Chart and figure data:
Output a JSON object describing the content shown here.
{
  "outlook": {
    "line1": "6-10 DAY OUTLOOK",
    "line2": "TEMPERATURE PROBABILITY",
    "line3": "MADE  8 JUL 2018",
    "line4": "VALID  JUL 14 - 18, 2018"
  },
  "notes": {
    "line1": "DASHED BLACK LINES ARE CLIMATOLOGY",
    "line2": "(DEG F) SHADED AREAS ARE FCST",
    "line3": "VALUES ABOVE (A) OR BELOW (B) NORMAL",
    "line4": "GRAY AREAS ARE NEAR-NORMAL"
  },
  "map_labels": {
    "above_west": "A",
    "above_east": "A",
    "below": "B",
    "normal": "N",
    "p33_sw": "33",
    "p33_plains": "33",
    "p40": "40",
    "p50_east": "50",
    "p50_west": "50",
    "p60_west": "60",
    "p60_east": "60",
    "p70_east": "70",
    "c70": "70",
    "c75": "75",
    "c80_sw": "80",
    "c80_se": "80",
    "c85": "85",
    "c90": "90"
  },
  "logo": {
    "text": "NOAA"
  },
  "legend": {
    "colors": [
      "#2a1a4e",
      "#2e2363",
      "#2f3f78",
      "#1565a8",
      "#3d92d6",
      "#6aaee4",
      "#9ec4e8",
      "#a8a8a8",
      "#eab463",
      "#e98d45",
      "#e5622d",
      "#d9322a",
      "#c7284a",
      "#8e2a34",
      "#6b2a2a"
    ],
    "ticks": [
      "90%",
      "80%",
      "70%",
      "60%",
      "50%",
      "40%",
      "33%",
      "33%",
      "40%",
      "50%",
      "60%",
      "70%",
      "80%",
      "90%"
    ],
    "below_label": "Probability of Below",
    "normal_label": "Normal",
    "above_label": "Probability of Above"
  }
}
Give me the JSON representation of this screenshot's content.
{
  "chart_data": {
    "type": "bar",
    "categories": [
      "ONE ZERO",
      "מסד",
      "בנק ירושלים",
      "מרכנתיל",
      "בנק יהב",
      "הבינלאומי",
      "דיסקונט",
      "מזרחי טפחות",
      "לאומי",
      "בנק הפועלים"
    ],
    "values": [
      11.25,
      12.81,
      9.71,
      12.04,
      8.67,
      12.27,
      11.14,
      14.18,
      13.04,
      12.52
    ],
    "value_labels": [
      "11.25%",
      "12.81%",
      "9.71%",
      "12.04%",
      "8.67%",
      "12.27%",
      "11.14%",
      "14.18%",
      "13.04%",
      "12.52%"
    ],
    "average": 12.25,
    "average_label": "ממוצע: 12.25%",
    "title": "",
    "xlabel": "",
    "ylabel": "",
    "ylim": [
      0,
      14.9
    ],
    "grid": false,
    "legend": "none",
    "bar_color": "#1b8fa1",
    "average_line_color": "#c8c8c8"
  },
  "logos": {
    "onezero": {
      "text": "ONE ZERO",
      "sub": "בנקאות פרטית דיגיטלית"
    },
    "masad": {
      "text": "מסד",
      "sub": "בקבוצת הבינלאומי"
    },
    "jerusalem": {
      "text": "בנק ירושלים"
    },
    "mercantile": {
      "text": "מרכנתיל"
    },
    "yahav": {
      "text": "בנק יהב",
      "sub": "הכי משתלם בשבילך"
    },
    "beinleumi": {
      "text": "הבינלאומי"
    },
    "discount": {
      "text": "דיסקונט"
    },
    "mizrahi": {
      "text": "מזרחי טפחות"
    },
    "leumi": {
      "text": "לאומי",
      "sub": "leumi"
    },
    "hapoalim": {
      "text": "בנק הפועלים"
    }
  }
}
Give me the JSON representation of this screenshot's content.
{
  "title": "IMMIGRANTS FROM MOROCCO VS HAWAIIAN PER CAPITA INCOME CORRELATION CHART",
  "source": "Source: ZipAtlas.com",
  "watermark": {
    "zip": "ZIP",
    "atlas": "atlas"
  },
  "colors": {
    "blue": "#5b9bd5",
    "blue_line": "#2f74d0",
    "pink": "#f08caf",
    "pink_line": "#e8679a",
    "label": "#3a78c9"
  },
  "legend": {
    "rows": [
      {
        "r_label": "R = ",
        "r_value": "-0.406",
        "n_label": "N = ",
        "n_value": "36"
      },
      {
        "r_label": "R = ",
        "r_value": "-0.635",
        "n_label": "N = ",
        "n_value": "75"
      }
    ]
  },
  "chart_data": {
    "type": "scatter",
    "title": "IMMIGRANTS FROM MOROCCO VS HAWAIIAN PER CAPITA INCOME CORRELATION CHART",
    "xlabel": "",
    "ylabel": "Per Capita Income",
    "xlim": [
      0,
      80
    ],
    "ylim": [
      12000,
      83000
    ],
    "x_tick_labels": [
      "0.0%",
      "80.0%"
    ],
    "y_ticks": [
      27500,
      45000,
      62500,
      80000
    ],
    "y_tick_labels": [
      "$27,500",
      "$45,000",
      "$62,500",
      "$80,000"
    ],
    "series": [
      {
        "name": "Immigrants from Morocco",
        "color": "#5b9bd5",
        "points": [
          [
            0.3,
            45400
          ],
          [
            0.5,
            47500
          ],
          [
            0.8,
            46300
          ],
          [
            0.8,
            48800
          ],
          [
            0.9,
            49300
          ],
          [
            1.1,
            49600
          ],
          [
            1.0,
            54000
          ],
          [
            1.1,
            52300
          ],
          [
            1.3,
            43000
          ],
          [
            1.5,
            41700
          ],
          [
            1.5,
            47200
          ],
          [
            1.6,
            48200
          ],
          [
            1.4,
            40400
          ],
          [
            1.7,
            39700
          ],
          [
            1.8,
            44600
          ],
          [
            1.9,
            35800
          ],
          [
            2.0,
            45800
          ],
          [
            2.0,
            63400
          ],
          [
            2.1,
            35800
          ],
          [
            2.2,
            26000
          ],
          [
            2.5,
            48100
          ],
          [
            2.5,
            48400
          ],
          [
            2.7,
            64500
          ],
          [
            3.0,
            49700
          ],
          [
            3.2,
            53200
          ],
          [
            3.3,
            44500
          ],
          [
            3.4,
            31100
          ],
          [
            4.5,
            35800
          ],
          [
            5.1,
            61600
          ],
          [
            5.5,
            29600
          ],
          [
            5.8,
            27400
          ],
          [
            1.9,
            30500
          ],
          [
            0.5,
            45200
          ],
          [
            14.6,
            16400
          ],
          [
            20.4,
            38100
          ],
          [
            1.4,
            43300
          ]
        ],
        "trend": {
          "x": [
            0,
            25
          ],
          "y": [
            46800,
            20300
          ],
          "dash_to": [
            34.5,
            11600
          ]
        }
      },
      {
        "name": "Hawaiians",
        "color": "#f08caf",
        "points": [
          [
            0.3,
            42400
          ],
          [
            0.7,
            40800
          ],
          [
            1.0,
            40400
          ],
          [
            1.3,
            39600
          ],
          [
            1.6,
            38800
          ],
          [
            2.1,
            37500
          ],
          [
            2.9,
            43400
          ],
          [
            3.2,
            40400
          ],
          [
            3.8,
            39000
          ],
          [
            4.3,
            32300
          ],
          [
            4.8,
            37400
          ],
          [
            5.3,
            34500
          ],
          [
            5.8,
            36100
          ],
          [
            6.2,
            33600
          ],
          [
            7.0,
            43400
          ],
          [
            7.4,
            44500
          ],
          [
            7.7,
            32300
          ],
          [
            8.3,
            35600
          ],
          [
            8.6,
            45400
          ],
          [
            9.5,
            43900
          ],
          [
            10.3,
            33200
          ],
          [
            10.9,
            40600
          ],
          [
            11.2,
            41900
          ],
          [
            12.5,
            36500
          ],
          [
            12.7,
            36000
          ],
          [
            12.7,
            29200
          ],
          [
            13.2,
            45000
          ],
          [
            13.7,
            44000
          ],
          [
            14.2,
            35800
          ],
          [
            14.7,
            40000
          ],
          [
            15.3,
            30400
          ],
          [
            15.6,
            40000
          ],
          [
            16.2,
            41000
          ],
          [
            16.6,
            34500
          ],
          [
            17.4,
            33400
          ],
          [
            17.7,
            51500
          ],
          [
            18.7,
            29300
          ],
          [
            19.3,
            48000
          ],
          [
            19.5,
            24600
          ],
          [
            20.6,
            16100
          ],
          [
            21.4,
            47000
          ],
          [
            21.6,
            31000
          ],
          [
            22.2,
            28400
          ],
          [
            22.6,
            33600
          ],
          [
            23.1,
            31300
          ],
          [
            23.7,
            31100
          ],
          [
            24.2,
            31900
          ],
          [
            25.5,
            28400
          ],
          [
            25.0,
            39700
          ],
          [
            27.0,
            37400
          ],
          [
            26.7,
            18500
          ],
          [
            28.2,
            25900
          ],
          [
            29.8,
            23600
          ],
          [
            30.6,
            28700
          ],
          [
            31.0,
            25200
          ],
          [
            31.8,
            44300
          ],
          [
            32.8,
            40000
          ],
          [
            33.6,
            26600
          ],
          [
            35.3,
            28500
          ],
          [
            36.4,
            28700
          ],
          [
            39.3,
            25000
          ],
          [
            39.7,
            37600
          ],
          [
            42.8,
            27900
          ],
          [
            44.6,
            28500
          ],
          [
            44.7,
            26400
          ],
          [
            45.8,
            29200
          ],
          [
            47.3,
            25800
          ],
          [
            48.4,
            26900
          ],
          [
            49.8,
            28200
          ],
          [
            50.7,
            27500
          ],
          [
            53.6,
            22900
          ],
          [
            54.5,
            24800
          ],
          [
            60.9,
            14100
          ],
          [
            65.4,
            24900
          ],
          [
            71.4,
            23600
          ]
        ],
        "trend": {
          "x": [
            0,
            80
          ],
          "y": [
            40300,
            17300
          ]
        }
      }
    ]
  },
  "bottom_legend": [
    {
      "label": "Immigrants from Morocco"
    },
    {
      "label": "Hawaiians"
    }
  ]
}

■ What is asked: Look above for every line with the word "text" and copy it.

■ Complete answer:
    "text": "NOAA"
      "text": "ONE ZERO",
      "text": "מסד",
      "text": "בנק ירושלים"
      "text": "מרכנתיל"
      "text": "בנק יהב",
      "text": "הבינלאומי"
      "text": "דיסקונט"
      "text": "מזרחי טפחות"
      "text": "לאומי",
      "text": "בנק הפועלים"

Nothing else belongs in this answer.